Structured figure records:
--- Begin ---
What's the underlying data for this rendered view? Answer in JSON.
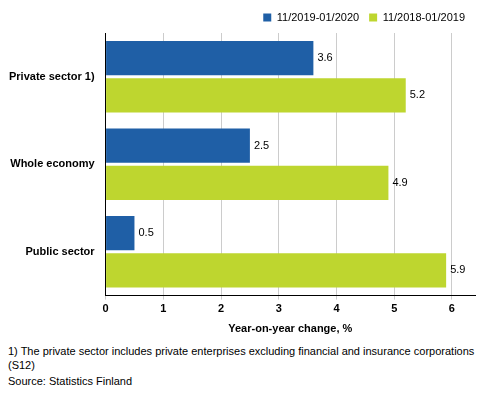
{
  "chart_data": {
    "type": "bar",
    "orientation": "horizontal",
    "categories": [
      "Private sector 1)",
      "Whole economy",
      "Public sector"
    ],
    "series": [
      {
        "name": "11/2019-01/2020",
        "color": "#1f5fa6",
        "values": [
          3.6,
          2.5,
          0.5
        ]
      },
      {
        "name": "11/2018-01/2019",
        "color": "#bed62f",
        "values": [
          5.2,
          4.9,
          5.9
        ]
      }
    ],
    "xlabel": "Year-on-year change, %",
    "xlim": [
      0,
      6.4
    ],
    "xticks": [
      0,
      1,
      2,
      3,
      4,
      5,
      6
    ],
    "grid": true,
    "legend": "top-right",
    "data_labels": true,
    "annotations": [
      "1) The private sector includes private enterprises excluding financial and insurance corporations (S12)",
      "Source: Statistics Finland"
    ]
  }
}
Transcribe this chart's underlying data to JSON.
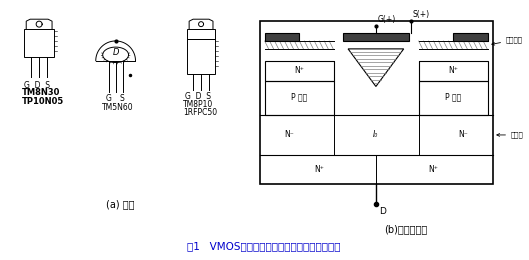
{
  "title": "图1   VMOS功率场效应管外形及内部结构示意图",
  "title_color": "#0000cc",
  "bg_color": "#ffffff",
  "fig_width": 5.29,
  "fig_height": 2.6,
  "labels": {
    "part_a": "(a) 外形",
    "part_b": "(b)内部结构构",
    "t1_pins": "G D S",
    "t1_model1": "TM8N30",
    "t1_model2": "TP10N05",
    "t2_model": "TM5N60",
    "t2_pins_g": "G",
    "t2_pins_s": "S",
    "t3_pins": "G D S",
    "t3_model1": "TM8P10",
    "t3_model2": "1RFPC50",
    "sio2": "二氧化硅",
    "drift": "漂移区",
    "id": "I₀",
    "s_plus": "S(+)",
    "g_plus": "G(+)",
    "d_label": "D",
    "p_ch_l": "P 沟道",
    "p_ch_r": "P 沟道",
    "n_plus_label": "N⁺",
    "n_minus_label": "N⁻"
  }
}
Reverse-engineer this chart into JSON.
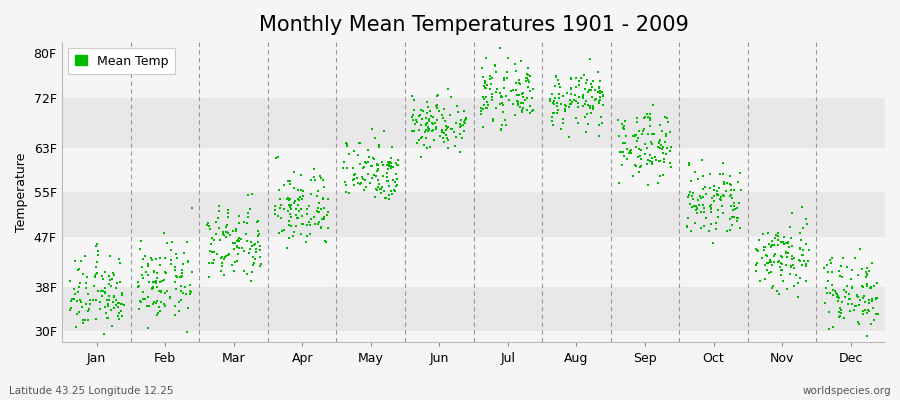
{
  "title": "Monthly Mean Temperatures 1901 - 2009",
  "ylabel": "Temperature",
  "xlabel_labels": [
    "Jan",
    "Feb",
    "Mar",
    "Apr",
    "May",
    "Jun",
    "Jul",
    "Aug",
    "Sep",
    "Oct",
    "Nov",
    "Dec"
  ],
  "ytick_labels": [
    "30F",
    "38F",
    "47F",
    "55F",
    "63F",
    "72F",
    "80F"
  ],
  "ytick_values": [
    30,
    38,
    47,
    55,
    63,
    72,
    80
  ],
  "ylim": [
    28,
    82
  ],
  "dot_color": "#00BB00",
  "dot_size": 3,
  "background_color": "#f5f5f5",
  "plot_bg_color": "#f5f5f5",
  "band_color_dark": "#e8e8e8",
  "band_color_light": "#f5f5f5",
  "dashed_line_color": "#999999",
  "legend_label": "Mean Temp",
  "subtitle_left": "Latitude 43.25 Longitude 12.25",
  "subtitle_right": "worldspecies.org",
  "title_fontsize": 15,
  "label_fontsize": 9,
  "tick_fontsize": 9,
  "monthly_means": [
    36.5,
    38.5,
    45.5,
    52.0,
    59.0,
    67.5,
    72.5,
    71.5,
    63.5,
    53.0,
    43.5,
    37.0
  ],
  "monthly_stds": [
    3.5,
    3.5,
    3.5,
    3.5,
    3.0,
    2.5,
    2.5,
    2.5,
    3.0,
    3.5,
    3.5,
    3.5
  ],
  "n_years": 109
}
--- End ---
▸ Problem to solve
Exactly reproduce each record, leaving out any pictures.

▸ Response to the task
What's the underlying data for this rendered view? Answer in JSON.
{
  "chart_data": {
    "type": "bar",
    "orientation": "horizontal",
    "categories": [
      "Private sector 1)",
      "Whole economy",
      "Public sector"
    ],
    "series": [
      {
        "name": "11/2019-01/2020",
        "color": "#1f5fa6",
        "values": [
          3.6,
          2.5,
          0.5
        ]
      },
      {
        "name": "11/2018-01/2019",
        "color": "#bed62f",
        "values": [
          5.2,
          4.9,
          5.9
        ]
      }
    ],
    "xlabel": "Year-on-year change, %",
    "xlim": [
      0,
      6.4
    ],
    "xticks": [
      0,
      1,
      2,
      3,
      4,
      5,
      6
    ],
    "grid": true,
    "legend": "top-right",
    "data_labels": true,
    "annotations": [
      "1) The private sector includes private enterprises excluding financial and insurance corporations (S12)",
      "Source: Statistics Finland"
    ]
  }
}
Transcribe this chart's underlying data to JSON.
{
  "title": "图1   VMOS功率场效应管外形及内部结构示意图",
  "title_color": "#0000cc",
  "bg_color": "#ffffff",
  "fig_width": 5.29,
  "fig_height": 2.6,
  "labels": {
    "part_a": "(a) 外形",
    "part_b": "(b)内部结构构",
    "t1_pins": "G D S",
    "t1_model1": "TM8N30",
    "t1_model2": "TP10N05",
    "t2_model": "TM5N60",
    "t2_pins_g": "G",
    "t2_pins_s": "S",
    "t3_pins": "G D S",
    "t3_model1": "TM8P10",
    "t3_model2": "1RFPC50",
    "sio2": "二氧化硅",
    "drift": "漂移区",
    "id": "I₀",
    "s_plus": "S(+)",
    "g_plus": "G(+)",
    "d_label": "D",
    "p_ch_l": "P 沟道",
    "p_ch_r": "P 沟道",
    "n_plus_label": "N⁺",
    "n_minus_label": "N⁻"
  }
}
Reverse-engineer this chart into JSON.
{
  "title": "Monthly Mean Temperatures 1901 - 2009",
  "ylabel": "Temperature",
  "xlabel_labels": [
    "Jan",
    "Feb",
    "Mar",
    "Apr",
    "May",
    "Jun",
    "Jul",
    "Aug",
    "Sep",
    "Oct",
    "Nov",
    "Dec"
  ],
  "ytick_labels": [
    "30F",
    "38F",
    "47F",
    "55F",
    "63F",
    "72F",
    "80F"
  ],
  "ytick_values": [
    30,
    38,
    47,
    55,
    63,
    72,
    80
  ],
  "ylim": [
    28,
    82
  ],
  "dot_color": "#00BB00",
  "dot_size": 3,
  "background_color": "#f5f5f5",
  "plot_bg_color": "#f5f5f5",
  "band_color_dark": "#e8e8e8",
  "band_color_light": "#f5f5f5",
  "dashed_line_color": "#999999",
  "legend_label": "Mean Temp",
  "subtitle_left": "Latitude 43.25 Longitude 12.25",
  "subtitle_right": "worldspecies.org",
  "title_fontsize": 15,
  "label_fontsize": 9,
  "tick_fontsize": 9,
  "monthly_means": [
    36.5,
    38.5,
    45.5,
    52.0,
    59.0,
    67.5,
    72.5,
    71.5,
    63.5,
    53.0,
    43.5,
    37.0
  ],
  "monthly_stds": [
    3.5,
    3.5,
    3.5,
    3.5,
    3.0,
    2.5,
    2.5,
    2.5,
    3.0,
    3.5,
    3.5,
    3.5
  ],
  "n_years": 109
}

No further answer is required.